**Extrait fourni**
....
20. février 2014

La votation du 20 février 1994 est un évènement phare de l’histoire de la démocratie suisse. A cette époque-là, il était très rare qu’une initiative populaire ait du succès. Que l’initiative des Alpes ne touche pas à une scène secondaire mais le cœur de la politique des transports, un domaine politique important et controversé, était particulièrement spectaculaire. Depuis 20 ans, l’article de la Constitution a un impact considérable et positif !

Vers la fin des années 60, je me trouvais à Andermatt pour quelques mois de service militaire. Comme j’y prenais peu plaisir, je me jurai de ne plus jamais y revenir. En 1987 pourtant, faisant suite à l’invitation d’amis uranais et valaisans pour un échange d’idées sur une initiative populaire touchant à la politique des transports à Andermatt, je rompis mon serment. Dans de sombres arrière-salles et au cours de maintes discussions passionnantes, nous avons élaboré l’initiative des Alpes. Ce qui me réconcilia avec le lieu. Je n’aurais pourtant jamais imaginé que ce village militaire deviendrait un jour un complexe de luxe égyptien. Sera-t-il aussi durable que l’initiative des Alpes?
....
**Tâches à réaliser**
- A) Reproduisez à l'identique le passage du texte sur l'initiative des Alpes compris entre « 20. février 2014 » et « et positif ! », ces deux bornes incluses.
- B) Poursuivez la rédaction du texte sur l'initiative des Alpes à partir de sa dernière phrase.

**Données fournies**
....
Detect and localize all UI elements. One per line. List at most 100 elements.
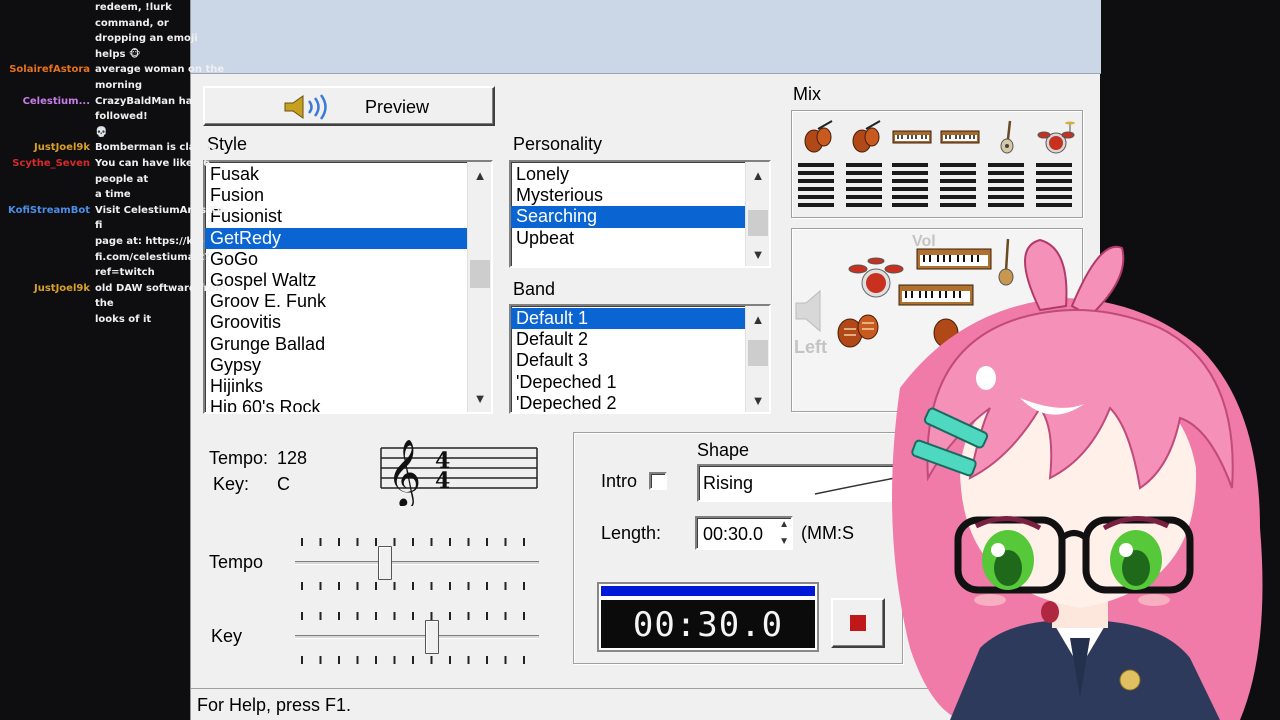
....
**Réponses successives**
- A)
20. février 2014

La votation du 20 février 1994 est un évènement phare de l’histoire de la démocratie suisse. A cette époque-là, il était très rare qu’une initiative populaire ait du succès. Que l’initiative des Alpes ne touche pas à une scène secondaire mais le cœur de la politique des transports, un domaine politique important et controversé, était particulièrement spectaculaire. Depuis 20 ans, l’article de la Constitution a un impact considérable et positif !

- B)
Le contenu de cet article de loi n’est ni souple, ni spongieux mais simple, radical et concret: la protection de la région alpine contre le trafic de transit, le transfert du trafic lourd (en transit) de la route au rail et l’interdiction d’augmenter les capacités des routes de transit dans les Alpes. Ces revendications étaient et sont populaires au sein de la population – à l’échelle européenne. Toutefois, elles se heurtent à des résistances acharnées car elles contredisent les intérêts des puissants lobbies routiers, de l’automobile et des camions mais aussi l’idéologie européenne du libre choix du moyen de transport. Une raison qui ne tourmente pas du tout la bonne conscience des protecteurs alpins proeuropéens. A la différence du secret bancaire et de la distinction difficile à définir entre la fraude fiscale et la soustraction à l’impôt, notre revendication est incontestable sur le plan éthico-moral, viable et presque irréfutable du point de vue argumentatif. C’est pourquoi, aucun politicien européen n’a osé menacer d’envoyer la cavalerie contre la protection des Alpes et le transfert du trafic.

Même si l’article sur la protection des Alpes n’a pas encore été traduit ni dans les faits ni dans le sens, il a néanmoins marqué la politique des transports suisse de manière décisive 20 ans durant. Il est la base de notre politique des transports progressiste. Pourquoi? L’article sur la protection des Alpes a aplani la voie à de maintes votations ultérieures.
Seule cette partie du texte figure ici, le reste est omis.